>> START

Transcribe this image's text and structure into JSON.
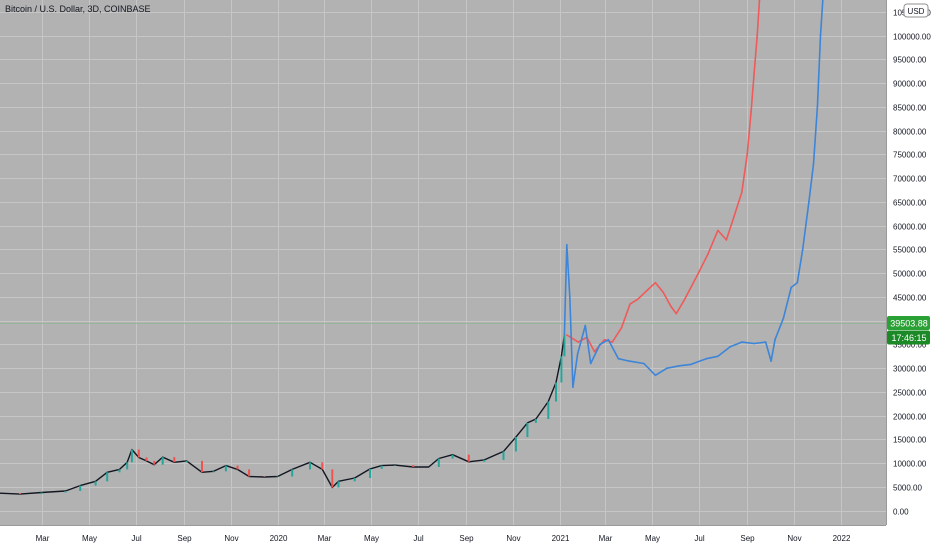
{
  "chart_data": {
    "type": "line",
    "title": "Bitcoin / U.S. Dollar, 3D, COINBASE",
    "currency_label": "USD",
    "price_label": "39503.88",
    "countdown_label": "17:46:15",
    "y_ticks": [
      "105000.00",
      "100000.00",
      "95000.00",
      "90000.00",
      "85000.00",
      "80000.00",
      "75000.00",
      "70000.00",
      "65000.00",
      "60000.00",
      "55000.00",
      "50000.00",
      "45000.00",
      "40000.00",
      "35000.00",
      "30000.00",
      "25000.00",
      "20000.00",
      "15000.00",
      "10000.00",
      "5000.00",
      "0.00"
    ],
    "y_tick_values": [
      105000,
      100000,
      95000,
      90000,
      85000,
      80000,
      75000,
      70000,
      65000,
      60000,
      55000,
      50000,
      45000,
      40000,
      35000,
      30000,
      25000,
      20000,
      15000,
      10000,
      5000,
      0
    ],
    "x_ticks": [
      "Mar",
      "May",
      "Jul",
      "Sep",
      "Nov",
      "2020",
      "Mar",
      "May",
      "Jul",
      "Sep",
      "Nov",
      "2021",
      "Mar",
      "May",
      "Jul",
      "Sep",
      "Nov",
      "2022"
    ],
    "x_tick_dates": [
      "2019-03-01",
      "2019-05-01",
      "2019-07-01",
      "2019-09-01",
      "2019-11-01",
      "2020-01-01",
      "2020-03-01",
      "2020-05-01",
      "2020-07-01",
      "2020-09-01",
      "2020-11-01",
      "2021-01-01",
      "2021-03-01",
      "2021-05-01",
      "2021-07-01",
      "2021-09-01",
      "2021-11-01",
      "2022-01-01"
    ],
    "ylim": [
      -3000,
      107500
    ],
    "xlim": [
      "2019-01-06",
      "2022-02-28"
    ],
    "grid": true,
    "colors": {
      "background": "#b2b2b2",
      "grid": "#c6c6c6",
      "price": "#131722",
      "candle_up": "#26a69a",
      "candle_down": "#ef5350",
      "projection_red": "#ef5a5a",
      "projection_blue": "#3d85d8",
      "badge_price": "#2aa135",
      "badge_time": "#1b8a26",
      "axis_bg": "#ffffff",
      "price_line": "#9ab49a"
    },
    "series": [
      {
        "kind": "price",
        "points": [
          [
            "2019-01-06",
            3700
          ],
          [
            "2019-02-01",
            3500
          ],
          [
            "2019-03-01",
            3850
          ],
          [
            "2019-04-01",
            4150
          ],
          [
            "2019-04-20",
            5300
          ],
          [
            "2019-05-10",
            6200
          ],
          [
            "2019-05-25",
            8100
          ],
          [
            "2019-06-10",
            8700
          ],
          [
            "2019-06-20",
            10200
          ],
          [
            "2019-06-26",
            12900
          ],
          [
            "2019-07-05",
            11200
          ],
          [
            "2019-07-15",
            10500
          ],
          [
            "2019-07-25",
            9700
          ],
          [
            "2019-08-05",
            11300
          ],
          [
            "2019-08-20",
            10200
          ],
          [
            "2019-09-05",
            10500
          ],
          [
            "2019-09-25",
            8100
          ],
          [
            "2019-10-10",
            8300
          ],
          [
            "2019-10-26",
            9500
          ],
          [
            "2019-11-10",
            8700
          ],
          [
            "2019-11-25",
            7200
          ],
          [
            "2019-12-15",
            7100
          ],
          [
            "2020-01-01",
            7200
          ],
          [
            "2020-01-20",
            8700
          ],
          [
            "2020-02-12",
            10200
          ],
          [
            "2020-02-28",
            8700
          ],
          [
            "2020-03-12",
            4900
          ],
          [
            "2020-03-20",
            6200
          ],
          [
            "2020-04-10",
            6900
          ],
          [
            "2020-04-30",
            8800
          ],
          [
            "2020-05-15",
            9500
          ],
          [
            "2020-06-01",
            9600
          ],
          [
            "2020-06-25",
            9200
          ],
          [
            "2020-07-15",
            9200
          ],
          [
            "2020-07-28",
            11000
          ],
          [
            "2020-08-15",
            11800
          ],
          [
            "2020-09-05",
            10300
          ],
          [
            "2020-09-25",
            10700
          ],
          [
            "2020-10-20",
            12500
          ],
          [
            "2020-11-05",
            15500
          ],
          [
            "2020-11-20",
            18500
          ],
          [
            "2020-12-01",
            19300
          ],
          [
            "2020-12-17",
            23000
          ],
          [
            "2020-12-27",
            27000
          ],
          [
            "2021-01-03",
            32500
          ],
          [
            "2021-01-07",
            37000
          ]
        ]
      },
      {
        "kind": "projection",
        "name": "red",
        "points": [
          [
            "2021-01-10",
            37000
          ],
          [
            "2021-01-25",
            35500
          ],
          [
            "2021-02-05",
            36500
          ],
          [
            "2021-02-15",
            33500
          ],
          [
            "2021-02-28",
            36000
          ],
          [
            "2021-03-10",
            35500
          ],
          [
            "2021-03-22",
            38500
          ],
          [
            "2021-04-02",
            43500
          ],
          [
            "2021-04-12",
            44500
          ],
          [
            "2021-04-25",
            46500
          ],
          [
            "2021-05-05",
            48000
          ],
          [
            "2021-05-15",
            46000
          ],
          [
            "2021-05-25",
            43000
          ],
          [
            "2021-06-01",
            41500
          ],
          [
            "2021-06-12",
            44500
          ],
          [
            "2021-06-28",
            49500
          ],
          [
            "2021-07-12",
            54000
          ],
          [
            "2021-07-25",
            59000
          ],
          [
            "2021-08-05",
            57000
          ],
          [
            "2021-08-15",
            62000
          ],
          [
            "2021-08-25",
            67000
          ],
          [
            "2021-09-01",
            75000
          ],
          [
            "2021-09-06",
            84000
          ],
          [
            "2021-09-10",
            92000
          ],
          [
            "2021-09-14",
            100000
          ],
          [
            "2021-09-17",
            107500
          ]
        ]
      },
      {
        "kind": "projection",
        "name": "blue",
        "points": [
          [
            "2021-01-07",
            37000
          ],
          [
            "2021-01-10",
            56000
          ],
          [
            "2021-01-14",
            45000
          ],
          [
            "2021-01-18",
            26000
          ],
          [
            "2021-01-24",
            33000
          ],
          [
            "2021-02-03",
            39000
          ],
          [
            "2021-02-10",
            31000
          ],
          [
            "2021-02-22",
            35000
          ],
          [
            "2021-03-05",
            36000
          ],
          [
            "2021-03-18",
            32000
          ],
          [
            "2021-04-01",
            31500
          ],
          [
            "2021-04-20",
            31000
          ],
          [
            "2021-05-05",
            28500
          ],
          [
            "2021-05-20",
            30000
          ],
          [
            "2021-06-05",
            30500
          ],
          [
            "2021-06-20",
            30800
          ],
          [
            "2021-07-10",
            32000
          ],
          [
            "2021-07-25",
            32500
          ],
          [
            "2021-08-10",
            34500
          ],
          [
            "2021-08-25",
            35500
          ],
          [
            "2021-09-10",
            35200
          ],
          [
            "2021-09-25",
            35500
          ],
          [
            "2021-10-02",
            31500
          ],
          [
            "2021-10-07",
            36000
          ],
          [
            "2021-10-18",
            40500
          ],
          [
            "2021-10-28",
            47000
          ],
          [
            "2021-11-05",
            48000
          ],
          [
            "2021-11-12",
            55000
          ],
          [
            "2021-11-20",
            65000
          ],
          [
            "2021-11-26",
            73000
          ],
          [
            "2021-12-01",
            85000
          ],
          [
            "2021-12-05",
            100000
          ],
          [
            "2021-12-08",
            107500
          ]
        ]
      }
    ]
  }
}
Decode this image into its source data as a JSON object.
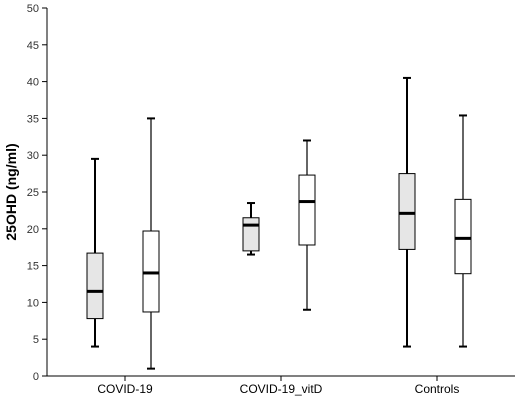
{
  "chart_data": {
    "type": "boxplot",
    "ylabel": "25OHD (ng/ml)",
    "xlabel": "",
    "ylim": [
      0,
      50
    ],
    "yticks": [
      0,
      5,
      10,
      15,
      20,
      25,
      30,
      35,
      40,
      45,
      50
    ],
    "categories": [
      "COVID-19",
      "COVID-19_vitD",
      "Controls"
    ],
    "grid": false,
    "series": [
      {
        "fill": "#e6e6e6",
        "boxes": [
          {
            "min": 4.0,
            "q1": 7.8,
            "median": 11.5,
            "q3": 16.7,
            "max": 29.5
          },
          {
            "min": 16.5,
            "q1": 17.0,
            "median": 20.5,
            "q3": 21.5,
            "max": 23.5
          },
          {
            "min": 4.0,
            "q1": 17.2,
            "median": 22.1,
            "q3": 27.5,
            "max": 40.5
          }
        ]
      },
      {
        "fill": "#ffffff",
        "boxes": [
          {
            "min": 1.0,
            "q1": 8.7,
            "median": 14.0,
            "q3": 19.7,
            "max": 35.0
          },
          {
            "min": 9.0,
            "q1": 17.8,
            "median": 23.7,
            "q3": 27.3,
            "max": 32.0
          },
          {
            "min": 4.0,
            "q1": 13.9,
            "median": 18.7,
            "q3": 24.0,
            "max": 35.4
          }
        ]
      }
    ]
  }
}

>> END

_What to do_. Retype the line containing "Decode this image" and all lines after it through the end of the material, exactly and only those, leaving out pictures.

_Correct output_.
Decode this image into its source data as a JSON object.
{
  "chart_data": {
    "type": "boxplot",
    "ylabel": "25OHD (ng/ml)",
    "xlabel": "",
    "ylim": [
      0,
      50
    ],
    "yticks": [
      0,
      5,
      10,
      15,
      20,
      25,
      30,
      35,
      40,
      45,
      50
    ],
    "categories": [
      "COVID-19",
      "COVID-19_vitD",
      "Controls"
    ],
    "grid": false,
    "series": [
      {
        "fill": "#e6e6e6",
        "boxes": [
          {
            "min": 4.0,
            "q1": 7.8,
            "median": 11.5,
            "q3": 16.7,
            "max": 29.5
          },
          {
            "min": 16.5,
            "q1": 17.0,
            "median": 20.5,
            "q3": 21.5,
            "max": 23.5
          },
          {
            "min": 4.0,
            "q1": 17.2,
            "median": 22.1,
            "q3": 27.5,
            "max": 40.5
          }
        ]
      },
      {
        "fill": "#ffffff",
        "boxes": [
          {
            "min": 1.0,
            "q1": 8.7,
            "median": 14.0,
            "q3": 19.7,
            "max": 35.0
          },
          {
            "min": 9.0,
            "q1": 17.8,
            "median": 23.7,
            "q3": 27.3,
            "max": 32.0
          },
          {
            "min": 4.0,
            "q1": 13.9,
            "median": 18.7,
            "q3": 24.0,
            "max": 35.4
          }
        ]
      }
    ]
  }
}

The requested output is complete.